(Problem requirements) Report the count of lines below that include "出口市场多元化", without any other text.

(Stored records)

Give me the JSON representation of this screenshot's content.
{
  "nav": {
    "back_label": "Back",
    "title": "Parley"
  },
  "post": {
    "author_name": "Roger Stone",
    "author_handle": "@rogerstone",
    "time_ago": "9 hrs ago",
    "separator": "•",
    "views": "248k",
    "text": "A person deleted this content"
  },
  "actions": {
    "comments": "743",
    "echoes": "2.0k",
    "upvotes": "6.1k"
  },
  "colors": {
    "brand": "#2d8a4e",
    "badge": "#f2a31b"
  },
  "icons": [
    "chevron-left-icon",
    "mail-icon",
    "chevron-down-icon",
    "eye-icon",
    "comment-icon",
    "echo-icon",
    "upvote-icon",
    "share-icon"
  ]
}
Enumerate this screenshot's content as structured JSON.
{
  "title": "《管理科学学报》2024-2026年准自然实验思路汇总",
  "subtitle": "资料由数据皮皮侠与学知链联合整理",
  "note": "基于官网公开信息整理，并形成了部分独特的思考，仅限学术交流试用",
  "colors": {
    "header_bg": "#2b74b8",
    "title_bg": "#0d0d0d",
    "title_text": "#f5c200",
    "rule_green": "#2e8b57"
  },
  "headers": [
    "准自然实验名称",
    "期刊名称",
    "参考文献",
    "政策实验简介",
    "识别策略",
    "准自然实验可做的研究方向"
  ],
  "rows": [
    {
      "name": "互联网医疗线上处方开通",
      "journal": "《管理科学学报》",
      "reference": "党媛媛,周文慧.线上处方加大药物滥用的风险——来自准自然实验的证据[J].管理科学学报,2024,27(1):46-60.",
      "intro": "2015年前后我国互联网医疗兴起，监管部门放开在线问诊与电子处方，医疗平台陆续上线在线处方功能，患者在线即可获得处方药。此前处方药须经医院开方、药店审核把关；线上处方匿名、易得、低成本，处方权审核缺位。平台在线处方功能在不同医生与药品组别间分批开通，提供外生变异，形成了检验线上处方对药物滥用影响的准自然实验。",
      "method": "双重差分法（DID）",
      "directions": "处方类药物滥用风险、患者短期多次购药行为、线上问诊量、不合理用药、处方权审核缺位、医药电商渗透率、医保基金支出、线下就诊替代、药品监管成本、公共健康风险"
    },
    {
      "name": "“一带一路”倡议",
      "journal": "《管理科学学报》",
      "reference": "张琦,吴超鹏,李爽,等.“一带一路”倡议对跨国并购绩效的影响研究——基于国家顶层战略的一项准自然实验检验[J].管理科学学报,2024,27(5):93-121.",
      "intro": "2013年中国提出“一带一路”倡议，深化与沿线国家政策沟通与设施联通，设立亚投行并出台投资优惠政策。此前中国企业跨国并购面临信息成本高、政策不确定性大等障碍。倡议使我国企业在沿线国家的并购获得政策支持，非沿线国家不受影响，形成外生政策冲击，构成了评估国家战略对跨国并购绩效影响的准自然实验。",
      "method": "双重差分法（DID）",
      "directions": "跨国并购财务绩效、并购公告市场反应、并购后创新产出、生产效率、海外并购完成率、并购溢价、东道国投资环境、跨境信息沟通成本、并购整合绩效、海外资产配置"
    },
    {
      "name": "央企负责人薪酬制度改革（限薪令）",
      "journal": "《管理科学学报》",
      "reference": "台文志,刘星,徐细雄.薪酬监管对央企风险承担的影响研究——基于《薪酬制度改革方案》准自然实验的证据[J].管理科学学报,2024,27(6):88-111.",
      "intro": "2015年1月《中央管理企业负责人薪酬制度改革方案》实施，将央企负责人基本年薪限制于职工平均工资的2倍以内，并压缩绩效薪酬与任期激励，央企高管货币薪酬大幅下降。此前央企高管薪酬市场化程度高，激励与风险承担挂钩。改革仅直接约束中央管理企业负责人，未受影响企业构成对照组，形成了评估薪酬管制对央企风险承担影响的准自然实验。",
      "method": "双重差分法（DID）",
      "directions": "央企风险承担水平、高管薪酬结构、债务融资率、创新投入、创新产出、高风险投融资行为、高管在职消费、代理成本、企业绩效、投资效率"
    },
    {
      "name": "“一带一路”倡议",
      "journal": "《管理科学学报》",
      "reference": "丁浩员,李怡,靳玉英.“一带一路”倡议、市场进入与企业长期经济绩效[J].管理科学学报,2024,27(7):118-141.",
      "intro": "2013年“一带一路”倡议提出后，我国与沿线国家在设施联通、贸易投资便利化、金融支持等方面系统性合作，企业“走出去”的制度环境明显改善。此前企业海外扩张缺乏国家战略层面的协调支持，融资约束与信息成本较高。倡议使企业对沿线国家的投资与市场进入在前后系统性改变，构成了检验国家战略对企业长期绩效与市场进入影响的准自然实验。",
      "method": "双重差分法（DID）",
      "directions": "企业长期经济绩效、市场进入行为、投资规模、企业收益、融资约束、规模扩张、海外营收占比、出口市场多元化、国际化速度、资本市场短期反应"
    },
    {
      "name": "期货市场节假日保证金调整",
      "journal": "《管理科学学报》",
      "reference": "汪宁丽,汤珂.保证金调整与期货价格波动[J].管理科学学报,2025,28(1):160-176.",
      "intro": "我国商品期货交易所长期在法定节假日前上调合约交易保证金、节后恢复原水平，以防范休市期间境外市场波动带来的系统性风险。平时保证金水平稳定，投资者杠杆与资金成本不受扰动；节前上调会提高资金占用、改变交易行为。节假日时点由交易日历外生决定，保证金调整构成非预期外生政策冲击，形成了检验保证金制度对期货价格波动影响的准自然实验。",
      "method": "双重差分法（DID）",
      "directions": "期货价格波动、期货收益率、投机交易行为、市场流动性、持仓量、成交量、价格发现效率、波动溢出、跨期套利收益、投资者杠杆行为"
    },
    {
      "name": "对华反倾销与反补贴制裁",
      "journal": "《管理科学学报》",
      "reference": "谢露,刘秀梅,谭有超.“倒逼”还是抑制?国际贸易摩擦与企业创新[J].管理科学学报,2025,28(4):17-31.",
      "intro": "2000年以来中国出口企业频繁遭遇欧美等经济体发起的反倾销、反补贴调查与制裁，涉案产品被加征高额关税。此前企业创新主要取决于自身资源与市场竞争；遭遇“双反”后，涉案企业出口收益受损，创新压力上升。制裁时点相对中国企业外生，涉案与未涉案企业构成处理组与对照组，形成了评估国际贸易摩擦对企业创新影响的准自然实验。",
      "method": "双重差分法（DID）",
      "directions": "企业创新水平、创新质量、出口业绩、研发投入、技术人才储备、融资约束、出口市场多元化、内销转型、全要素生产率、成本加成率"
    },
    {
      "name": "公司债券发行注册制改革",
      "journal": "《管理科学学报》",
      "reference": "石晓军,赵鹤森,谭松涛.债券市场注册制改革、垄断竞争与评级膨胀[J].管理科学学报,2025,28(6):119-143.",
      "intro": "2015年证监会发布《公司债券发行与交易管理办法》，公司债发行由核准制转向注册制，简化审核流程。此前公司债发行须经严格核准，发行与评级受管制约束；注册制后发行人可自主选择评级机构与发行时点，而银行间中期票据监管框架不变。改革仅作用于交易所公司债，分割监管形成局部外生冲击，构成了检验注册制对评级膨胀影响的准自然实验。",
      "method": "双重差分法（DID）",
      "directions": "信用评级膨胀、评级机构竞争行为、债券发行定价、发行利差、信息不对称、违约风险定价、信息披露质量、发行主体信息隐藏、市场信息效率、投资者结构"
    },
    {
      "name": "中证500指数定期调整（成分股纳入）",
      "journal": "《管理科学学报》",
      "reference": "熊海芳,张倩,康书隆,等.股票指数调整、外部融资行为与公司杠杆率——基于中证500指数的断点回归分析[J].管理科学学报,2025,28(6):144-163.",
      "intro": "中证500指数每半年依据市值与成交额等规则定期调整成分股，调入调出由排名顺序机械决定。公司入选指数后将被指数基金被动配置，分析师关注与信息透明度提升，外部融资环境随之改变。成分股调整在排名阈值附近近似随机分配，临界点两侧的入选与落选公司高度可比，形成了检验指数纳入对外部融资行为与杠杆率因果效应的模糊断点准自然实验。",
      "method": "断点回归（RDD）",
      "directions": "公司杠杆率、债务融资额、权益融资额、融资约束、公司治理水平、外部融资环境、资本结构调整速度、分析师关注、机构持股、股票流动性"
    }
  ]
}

(Expected answer) 2